## Job 1
Can you swap "document-body" for "page-body" in the entries and give those lines back with nothing else changed? Begin at the line that has "878, 808, 1008]" and stop after the last line of the entries.

## Selection
------------------------------------------------------------

Hanoi is known for its art, and galleries show both edgy, contemporary artists and the expensive, hard-to-get works of Vietnam’s expressionist era. Two of the best are Art Vietnam, run by American Suzanne Lecht, and Mai Gallery, which has evolved from a salon run in an artist’s home to one of the most sophisticated galleries in Vietnam, run by his daughter, Tran Phuong Mai.
Hanoi’s most famous hotel is the Sofitel Metropole Hanoi, built in 1901 and still elegant, romantic and bathed in a colonial aura that evokes the intrigues of that era, but luxurious enough for today’s pickiest traveler. The sprawling new 350-room InterContinental West Lake offers two wings built right out onto West Lake, a neighborhood that’s become the wealthiest in Hanoi. Modern rooms with LCD televisions have Vietnamese touches like hill-tribe-made headboards. The outwardly opulent-looking seven-story Hilton Hanoi Opera has a mix of business and leisure travelers in rooms that are comfortable, if not exciting.

------------------------------------------------------------

## Available records
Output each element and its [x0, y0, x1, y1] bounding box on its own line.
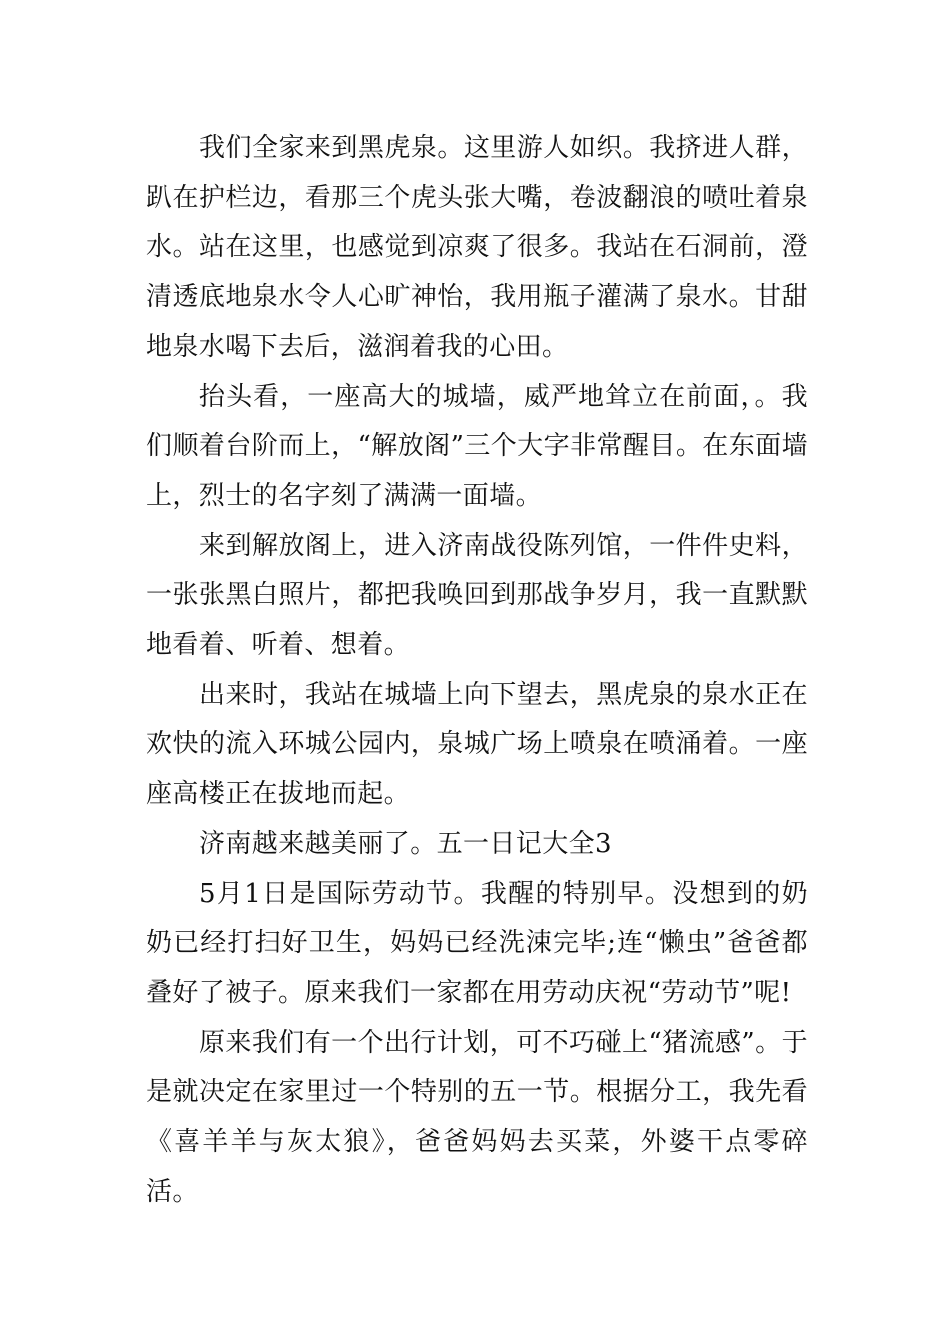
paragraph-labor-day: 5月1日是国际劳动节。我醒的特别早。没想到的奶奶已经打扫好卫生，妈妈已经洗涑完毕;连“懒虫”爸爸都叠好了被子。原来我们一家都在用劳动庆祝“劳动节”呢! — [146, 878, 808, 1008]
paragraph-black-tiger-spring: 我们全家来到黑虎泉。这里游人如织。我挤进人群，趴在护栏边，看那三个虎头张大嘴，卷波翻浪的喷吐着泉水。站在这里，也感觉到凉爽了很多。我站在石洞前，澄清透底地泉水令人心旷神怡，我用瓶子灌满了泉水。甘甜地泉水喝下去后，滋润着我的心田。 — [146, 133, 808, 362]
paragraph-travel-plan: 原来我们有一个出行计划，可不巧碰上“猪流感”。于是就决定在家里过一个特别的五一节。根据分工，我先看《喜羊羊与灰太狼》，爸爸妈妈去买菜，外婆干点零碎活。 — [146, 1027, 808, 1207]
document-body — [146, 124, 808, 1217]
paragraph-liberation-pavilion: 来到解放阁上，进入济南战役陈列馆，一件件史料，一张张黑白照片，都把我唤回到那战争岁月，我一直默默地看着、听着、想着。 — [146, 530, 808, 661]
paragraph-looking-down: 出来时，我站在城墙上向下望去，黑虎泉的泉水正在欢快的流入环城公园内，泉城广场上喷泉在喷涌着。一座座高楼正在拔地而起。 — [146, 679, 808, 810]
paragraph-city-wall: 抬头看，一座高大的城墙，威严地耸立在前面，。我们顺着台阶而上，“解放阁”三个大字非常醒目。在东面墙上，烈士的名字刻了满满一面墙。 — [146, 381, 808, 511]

------------------------------------------------------------

## Job 2
Can you retype the part of the text on Hanoi's galleries and hotels that begins at the words "Hanoi’s most famous" and stops after "if not exciting.", matching it word for word?

## Task result 1
paragraph-labor-day: 5月1日是国际劳动节。我醒的特别早。没想到的奶奶已经打扫好卫生，妈妈已经洗涑完毕;连“懒虫”爸爸都叠好了被子。原来我们一家都在用劳动庆祝“劳动节”呢! — [146, 878, 808, 1008]
paragraph-black-tiger-spring: 我们全家来到黑虎泉。这里游人如织。我挤进人群，趴在护栏边，看那三个虎头张大嘴，卷波翻浪的喷吐着泉水。站在这里，也感觉到凉爽了很多。我站在石洞前，澄清透底地泉水令人心旷神怡，我用瓶子灌满了泉水。甘甜地泉水喝下去后，滋润着我的心田。 — [146, 133, 808, 362]
paragraph-travel-plan: 原来我们有一个出行计划，可不巧碰上“猪流感”。于是就决定在家里过一个特别的五一节。根据分工，我先看《喜羊羊与灰太狼》，爸爸妈妈去买菜，外婆干点零碎活。 — [146, 1027, 808, 1207]
page-body — [146, 124, 808, 1217]
paragraph-liberation-pavilion: 来到解放阁上，进入济南战役陈列馆，一件件史料，一张张黑白照片，都把我唤回到那战争岁月，我一直默默地看着、听着、想着。 — [146, 530, 808, 661]
paragraph-looking-down: 出来时，我站在城墙上向下望去，黑虎泉的泉水正在欢快的流入环城公园内，泉城广场上喷泉在喷涌着。一座座高楼正在拔地而起。 — [146, 679, 808, 810]
paragraph-city-wall: 抬头看，一座高大的城墙，威严地耸立在前面，。我们顺着台阶而上，“解放阁”三个大字非常醒目。在东面墙上，烈士的名字刻了满满一面墙。 — [146, 381, 808, 511]

## Task result 2
Hanoi’s most famous hotel is the Sofitel Metropole Hanoi, built in 1901 and still elegant, romantic and bathed in a colonial aura that evokes the intrigues of that era, but luxurious enough for today’s pickiest traveler. The sprawling new 350-room InterContinental West Lake offers two wings built right out onto West Lake, a neighborhood that’s become the wealthiest in Hanoi. Modern rooms with LCD televisions have Vietnamese touches like hill-tribe-made headboards. The outwardly opulent-looking seven-story Hilton Hanoi Opera has a mix of business and leisure travelers in rooms that are comfortable, if not exciting.